Exercise aim: Pictures are not part of the copy; repeat everything else in the records exactly.

══════

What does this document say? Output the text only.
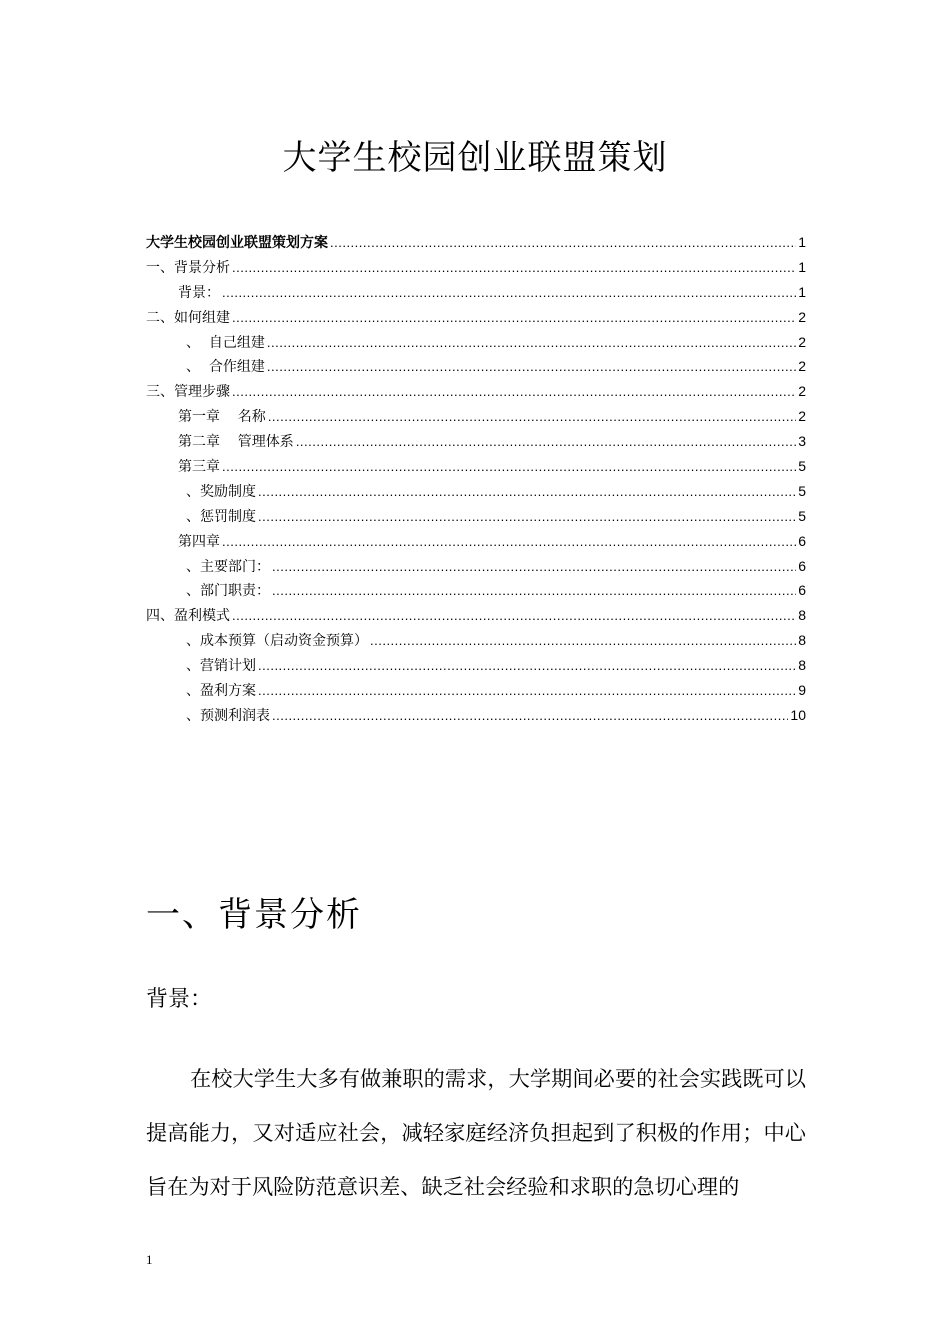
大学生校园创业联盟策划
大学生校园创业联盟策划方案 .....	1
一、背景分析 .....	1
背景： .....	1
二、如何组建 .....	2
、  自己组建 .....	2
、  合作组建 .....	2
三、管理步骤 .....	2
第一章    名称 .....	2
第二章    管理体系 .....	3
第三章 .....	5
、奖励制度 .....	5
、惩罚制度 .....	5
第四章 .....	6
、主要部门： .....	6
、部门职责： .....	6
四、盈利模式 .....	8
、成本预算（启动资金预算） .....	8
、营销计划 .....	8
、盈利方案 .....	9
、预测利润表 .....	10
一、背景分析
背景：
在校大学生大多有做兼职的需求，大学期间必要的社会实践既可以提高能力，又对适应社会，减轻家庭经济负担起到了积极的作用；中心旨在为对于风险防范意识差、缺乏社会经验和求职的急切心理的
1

══════

The output:
What does this document say? Output the text only.
大学生校园创业联盟策划
大学生校园创业联盟策划方案 .....	1
一、背景分析 .....	1
背景： .....	1
二、如何组建 .....	2
、  自己组建 .....	2
、  合作组建 .....	2
三、管理步骤 .....	2
第一章    名称 .....	2
第二章    管理体系 .....	3
第三章 .....	5
、奖励制度 .....	5
、惩罚制度 .....	5
第四章 .....	6
、主要部门： .....	6
、部门职责： .....	6
四、盈利模式 .....	8
、成本预算（启动资金预算） .....	8
、营销计划 .....	8
、盈利方案 .....	9
、预测利润表 .....	10
一、背景分析
背景：
在校大学生大多有做兼职的需求，大学期间必要的社会实践既可以提高能力，又对适应社会，减轻家庭经济负担起到了积极的作用；中心旨在为对于风险防范意识差、缺乏社会经验和求职的急切心理的
1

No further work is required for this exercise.